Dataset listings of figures
========================================

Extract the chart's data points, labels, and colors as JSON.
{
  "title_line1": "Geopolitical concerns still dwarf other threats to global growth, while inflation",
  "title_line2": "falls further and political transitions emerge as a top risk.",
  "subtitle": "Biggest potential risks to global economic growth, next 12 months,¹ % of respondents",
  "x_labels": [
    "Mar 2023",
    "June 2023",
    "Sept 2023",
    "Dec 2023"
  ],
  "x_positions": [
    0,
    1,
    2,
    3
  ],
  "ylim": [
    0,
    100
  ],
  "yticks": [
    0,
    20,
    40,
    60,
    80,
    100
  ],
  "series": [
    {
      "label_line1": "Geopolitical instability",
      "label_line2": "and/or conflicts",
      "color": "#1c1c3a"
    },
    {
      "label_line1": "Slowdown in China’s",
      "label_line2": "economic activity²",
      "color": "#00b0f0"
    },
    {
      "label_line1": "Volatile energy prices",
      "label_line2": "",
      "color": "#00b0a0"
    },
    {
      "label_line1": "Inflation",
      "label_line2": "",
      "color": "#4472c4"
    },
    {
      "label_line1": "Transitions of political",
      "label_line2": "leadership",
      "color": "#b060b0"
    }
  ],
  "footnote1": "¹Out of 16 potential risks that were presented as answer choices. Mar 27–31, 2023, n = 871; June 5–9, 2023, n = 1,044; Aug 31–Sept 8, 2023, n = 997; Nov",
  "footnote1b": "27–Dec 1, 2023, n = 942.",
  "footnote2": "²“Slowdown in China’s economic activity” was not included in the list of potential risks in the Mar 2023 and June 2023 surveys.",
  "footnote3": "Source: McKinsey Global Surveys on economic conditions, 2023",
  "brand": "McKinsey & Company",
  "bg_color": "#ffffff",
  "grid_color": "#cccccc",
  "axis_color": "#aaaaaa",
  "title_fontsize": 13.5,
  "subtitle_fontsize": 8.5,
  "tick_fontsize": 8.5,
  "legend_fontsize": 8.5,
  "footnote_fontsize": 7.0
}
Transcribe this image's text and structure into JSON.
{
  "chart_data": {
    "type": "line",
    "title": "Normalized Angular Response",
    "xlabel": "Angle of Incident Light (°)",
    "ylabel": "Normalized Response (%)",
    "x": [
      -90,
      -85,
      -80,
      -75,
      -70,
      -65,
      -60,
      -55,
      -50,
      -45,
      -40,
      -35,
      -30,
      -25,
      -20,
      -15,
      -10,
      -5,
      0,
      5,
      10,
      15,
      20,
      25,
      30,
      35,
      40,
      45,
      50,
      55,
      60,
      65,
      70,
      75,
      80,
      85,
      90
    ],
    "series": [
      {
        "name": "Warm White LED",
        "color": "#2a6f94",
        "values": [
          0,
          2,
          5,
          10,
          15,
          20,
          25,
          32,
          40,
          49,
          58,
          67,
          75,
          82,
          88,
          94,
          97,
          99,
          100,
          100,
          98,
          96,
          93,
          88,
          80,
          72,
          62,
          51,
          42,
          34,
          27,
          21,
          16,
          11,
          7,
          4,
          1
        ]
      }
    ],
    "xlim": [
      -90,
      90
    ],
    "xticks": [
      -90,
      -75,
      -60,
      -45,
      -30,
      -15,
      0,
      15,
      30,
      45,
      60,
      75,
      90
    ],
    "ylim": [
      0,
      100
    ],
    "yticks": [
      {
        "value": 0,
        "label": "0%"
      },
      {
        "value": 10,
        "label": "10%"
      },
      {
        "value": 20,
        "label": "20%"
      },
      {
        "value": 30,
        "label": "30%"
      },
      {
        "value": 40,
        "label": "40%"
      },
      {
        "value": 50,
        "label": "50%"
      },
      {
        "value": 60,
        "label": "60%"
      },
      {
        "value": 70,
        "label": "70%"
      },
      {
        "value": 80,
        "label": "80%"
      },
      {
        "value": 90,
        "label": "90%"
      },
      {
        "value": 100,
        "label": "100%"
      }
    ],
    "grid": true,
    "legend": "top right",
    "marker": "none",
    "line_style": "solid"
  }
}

========================================

DIRECTIONS
Within the records, how many lines include "Sept"? The answer is the number and nothing else.

PROBLEM SOLUTION
2